** BEGIN Provided records **

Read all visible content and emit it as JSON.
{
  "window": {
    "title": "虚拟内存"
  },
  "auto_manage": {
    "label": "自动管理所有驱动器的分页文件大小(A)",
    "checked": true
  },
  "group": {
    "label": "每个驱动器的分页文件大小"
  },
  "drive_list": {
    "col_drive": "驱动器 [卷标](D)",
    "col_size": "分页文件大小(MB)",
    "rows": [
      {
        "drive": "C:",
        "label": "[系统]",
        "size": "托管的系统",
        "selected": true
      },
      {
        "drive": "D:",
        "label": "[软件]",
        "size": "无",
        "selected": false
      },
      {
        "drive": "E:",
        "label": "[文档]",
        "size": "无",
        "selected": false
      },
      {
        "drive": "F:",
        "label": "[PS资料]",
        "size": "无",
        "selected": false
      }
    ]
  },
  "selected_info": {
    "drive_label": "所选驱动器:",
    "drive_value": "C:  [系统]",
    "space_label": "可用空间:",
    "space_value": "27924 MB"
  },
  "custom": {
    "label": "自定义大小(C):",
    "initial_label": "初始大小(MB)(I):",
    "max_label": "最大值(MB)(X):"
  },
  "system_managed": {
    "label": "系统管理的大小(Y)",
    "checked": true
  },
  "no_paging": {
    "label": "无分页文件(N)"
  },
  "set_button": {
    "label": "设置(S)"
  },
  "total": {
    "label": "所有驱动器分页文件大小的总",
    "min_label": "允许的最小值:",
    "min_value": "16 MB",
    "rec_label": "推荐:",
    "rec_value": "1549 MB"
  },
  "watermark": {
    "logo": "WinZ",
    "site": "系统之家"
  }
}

** END Provided records **

What the task requires:
Exactly reproduce the material above.

Answer to this task:
Read all visible content and emit it as JSON.
{
  "window": {
    "title": "虚拟内存"
  },
  "auto_manage": {
    "label": "自动管理所有驱动器的分页文件大小(A)",
    "checked": true
  },
  "group": {
    "label": "每个驱动器的分页文件大小"
  },
  "drive_list": {
    "col_drive": "驱动器 [卷标](D)",
    "col_size": "分页文件大小(MB)",
    "rows": [
      {
        "drive": "C:",
        "label": "[系统]",
        "size": "托管的系统",
        "selected": true
      },
      {
        "drive": "D:",
        "label": "[软件]",
        "size": "无",
        "selected": false
      },
      {
        "drive": "E:",
        "label": "[文档]",
        "size": "无",
        "selected": false
      },
      {
        "drive": "F:",
        "label": "[PS资料]",
        "size": "无",
        "selected": false
      }
    ]
  },
  "selected_info": {
    "drive_label": "所选驱动器:",
    "drive_value": "C:  [系统]",
    "space_label": "可用空间:",
    "space_value": "27924 MB"
  },
  "custom": {
    "label": "自定义大小(C):",
    "initial_label": "初始大小(MB)(I):",
    "max_label": "最大值(MB)(X):"
  },
  "system_managed": {
    "label": "系统管理的大小(Y)",
    "checked": true
  },
  "no_paging": {
    "label": "无分页文件(N)"
  },
  "set_button": {
    "label": "设置(S)"
  },
  "total": {
    "label": "所有驱动器分页文件大小的总",
    "min_label": "允许的最小值:",
    "min_value": "16 MB",
    "rec_label": "推荐:",
    "rec_value": "1549 MB"
  },
  "watermark": {
    "logo": "WinZ",
    "site": "系统之家"
  }
}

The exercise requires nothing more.